Please copy these records exactly as they appear.

** Start **

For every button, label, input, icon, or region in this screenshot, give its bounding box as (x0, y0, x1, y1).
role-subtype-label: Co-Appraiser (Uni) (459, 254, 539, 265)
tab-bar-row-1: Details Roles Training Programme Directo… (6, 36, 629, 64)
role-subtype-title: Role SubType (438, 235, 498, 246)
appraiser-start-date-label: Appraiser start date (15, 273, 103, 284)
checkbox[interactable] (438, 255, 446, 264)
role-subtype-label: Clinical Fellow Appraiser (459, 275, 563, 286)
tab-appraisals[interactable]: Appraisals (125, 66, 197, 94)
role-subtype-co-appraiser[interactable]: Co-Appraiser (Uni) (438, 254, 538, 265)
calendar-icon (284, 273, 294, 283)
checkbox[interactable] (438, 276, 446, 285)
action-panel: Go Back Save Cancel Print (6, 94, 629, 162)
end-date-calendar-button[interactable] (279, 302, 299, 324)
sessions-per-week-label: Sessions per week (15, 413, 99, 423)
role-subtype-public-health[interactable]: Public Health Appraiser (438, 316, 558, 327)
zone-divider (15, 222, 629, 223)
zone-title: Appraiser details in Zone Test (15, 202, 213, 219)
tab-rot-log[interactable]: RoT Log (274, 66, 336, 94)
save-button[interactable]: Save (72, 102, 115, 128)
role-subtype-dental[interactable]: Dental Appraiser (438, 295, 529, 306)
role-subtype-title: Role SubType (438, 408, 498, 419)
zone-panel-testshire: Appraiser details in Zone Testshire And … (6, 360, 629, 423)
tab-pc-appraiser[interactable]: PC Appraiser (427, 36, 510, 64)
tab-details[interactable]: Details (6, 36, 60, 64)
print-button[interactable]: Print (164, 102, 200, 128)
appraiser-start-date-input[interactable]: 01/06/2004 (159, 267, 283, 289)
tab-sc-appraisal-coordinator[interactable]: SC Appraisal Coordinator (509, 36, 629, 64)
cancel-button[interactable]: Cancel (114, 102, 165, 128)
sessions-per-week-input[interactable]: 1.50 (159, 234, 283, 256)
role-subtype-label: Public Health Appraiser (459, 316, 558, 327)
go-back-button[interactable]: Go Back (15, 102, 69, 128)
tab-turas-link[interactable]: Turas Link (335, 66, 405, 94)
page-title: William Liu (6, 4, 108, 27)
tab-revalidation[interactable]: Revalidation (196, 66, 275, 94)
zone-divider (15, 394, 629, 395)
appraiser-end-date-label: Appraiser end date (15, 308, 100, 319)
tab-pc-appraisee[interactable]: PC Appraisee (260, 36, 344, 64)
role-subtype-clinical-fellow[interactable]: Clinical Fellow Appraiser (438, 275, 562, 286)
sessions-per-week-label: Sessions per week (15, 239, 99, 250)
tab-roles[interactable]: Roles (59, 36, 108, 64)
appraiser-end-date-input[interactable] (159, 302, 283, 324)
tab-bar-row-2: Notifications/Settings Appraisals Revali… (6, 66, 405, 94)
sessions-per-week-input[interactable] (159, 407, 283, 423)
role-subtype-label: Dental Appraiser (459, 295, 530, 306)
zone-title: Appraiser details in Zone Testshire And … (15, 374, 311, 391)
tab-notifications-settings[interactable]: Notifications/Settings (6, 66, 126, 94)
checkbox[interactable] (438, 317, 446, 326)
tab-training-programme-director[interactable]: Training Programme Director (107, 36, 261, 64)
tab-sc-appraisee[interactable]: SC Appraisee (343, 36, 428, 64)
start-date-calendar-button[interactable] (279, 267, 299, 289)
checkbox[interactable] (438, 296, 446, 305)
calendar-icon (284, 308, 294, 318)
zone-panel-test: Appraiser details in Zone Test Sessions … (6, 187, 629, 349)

** End **

▶ _Task answer_:
For every button, label, input, icon, or region in this screenshot, give its bounding box as (x0, y0, x1, y1).
role-subtype-label: Co-Appraiser (Uni) (459, 254, 539, 265)
tab-bar-row-1: Details Roles Training Programme Directo… (6, 36, 629, 64)
role-subtype-title: Role SubType (438, 235, 498, 246)
appraiser-start-date-label: Appraiser start date (15, 273, 103, 284)
checkbox[interactable] (438, 255, 446, 264)
role-subtype-label: Clinical Fellow Appraiser (459, 275, 563, 286)
tab-appraisals[interactable]: Appraisals (125, 66, 197, 94)
role-subtype-co-appraiser[interactable]: Co-Appraiser (Uni) (438, 254, 538, 265)
calendar-icon (284, 273, 294, 283)
checkbox[interactable] (438, 276, 446, 285)
action-panel: Go Back Save Cancel Print (6, 94, 629, 162)
end-date-calendar-button[interactable] (279, 302, 299, 324)
sessions-per-week-label: Sessions per week (15, 413, 99, 423)
role-subtype-public-health[interactable]: Public Health Appraiser (438, 316, 558, 327)
zone-divider (15, 222, 629, 223)
zone-title: Appraiser details in Zone Test (15, 202, 213, 219)
tab-rot-log[interactable]: RoT Log (274, 66, 336, 94)
save-button[interactable]: Save (72, 102, 115, 128)
role-subtype-dental[interactable]: Dental Appraiser (438, 295, 529, 306)
role-subtype-title: Role SubType (438, 408, 498, 419)
zone-panel-testshire: Appraiser details in Zone Testshire And … (6, 360, 629, 423)
tab-pc-appraiser[interactable]: PC Appraiser (427, 36, 510, 64)
tab-details[interactable]: Details (6, 36, 60, 64)
print-button[interactable]: Print (164, 102, 200, 128)
appraiser-start-date-input[interactable]: 01/06/2004 (159, 267, 283, 289)
tab-sc-appraisal-coordinator[interactable]: SC Appraisal Coordinator (509, 36, 629, 64)
cancel-button[interactable]: Cancel (114, 102, 165, 128)
sessions-per-week-input[interactable]: 1.50 (159, 234, 283, 256)
role-subtype-label: Public Health Appraiser (459, 316, 558, 327)
go-back-button[interactable]: Go Back (15, 102, 69, 128)
tab-turas-link[interactable]: Turas Link (335, 66, 405, 94)
page-title: William Liu (6, 4, 108, 27)
tab-revalidation[interactable]: Revalidation (196, 66, 275, 94)
zone-divider (15, 394, 629, 395)
appraiser-end-date-label: Appraiser end date (15, 308, 100, 319)
tab-pc-appraisee[interactable]: PC Appraisee (260, 36, 344, 64)
role-subtype-clinical-fellow[interactable]: Clinical Fellow Appraiser (438, 275, 562, 286)
sessions-per-week-label: Sessions per week (15, 239, 99, 250)
tab-roles[interactable]: Roles (59, 36, 108, 64)
appraiser-end-date-input[interactable] (159, 302, 283, 324)
tab-bar-row-2: Notifications/Settings Appraisals Revali… (6, 66, 405, 94)
sessions-per-week-input[interactable] (159, 407, 283, 423)
role-subtype-label: Dental Appraiser (459, 295, 530, 306)
zone-title: Appraiser details in Zone Testshire And … (15, 374, 311, 391)
tab-notifications-settings[interactable]: Notifications/Settings (6, 66, 126, 94)
checkbox[interactable] (438, 317, 446, 326)
tab-training-programme-director[interactable]: Training Programme Director (107, 36, 261, 64)
tab-sc-appraisee[interactable]: SC Appraisee (343, 36, 428, 64)
start-date-calendar-button[interactable] (279, 267, 299, 289)
checkbox[interactable] (438, 296, 446, 305)
calendar-icon (284, 308, 294, 318)
zone-panel-test: Appraiser details in Zone Test Sessions … (6, 187, 629, 349)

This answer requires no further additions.